Exercise aim
Copy out every line that contains the word "content".

Dataset records
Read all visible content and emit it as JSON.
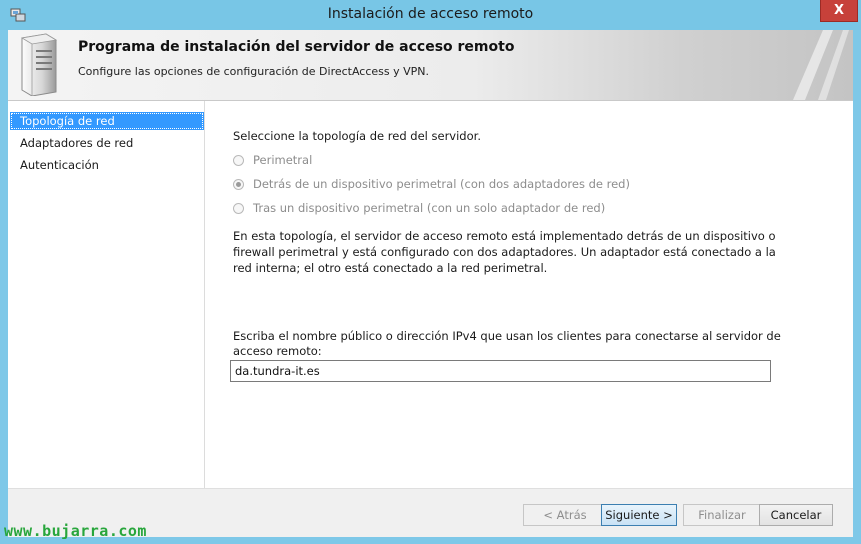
{
  "window": {
    "title": "Instalación de acceso remoto",
    "close_label": "X"
  },
  "header": {
    "title": "Programa de instalación del servidor de acceso remoto",
    "subtitle": "Configure las opciones de configuración de DirectAccess y VPN."
  },
  "nav": {
    "items": [
      {
        "label": "Topología de red",
        "selected": true
      },
      {
        "label": "Adaptadores de red",
        "selected": false
      },
      {
        "label": "Autenticación",
        "selected": false
      }
    ]
  },
  "content": {
    "heading": "Seleccione la topología de red del servidor.",
    "options": [
      {
        "label": "Perimetral",
        "checked": false
      },
      {
        "label": "Detrás de un dispositivo perimetral (con dos adaptadores de red)",
        "checked": true
      },
      {
        "label": "Tras un dispositivo perimetral (con un solo adaptador de red)",
        "checked": false
      }
    ],
    "description": "En esta topología, el servidor de acceso remoto está implementado detrás de un dispositivo o firewall perimetral y está configurado con dos adaptadores. Un adaptador está conectado a la red interna; el otro está conectado a la red perimetral.",
    "host_prompt": "Escriba el nombre público o dirección IPv4 que usan los clientes para conectarse al servidor de acceso remoto:",
    "host_value": "da.tundra-it.es"
  },
  "footer": {
    "back_label": "< Atrás",
    "next_label": "Siguiente >",
    "finish_label": "Finalizar",
    "cancel_label": "Cancelar"
  },
  "watermark": "www.bujarra.com",
  "colors": {
    "titlebar": "#78c6e6",
    "selection": "#3399ff",
    "close": "#c7413a",
    "watermark": "#28a63c"
  }
}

Solution to the exercise
Read all visible content and emit it as JSON.
  "content": {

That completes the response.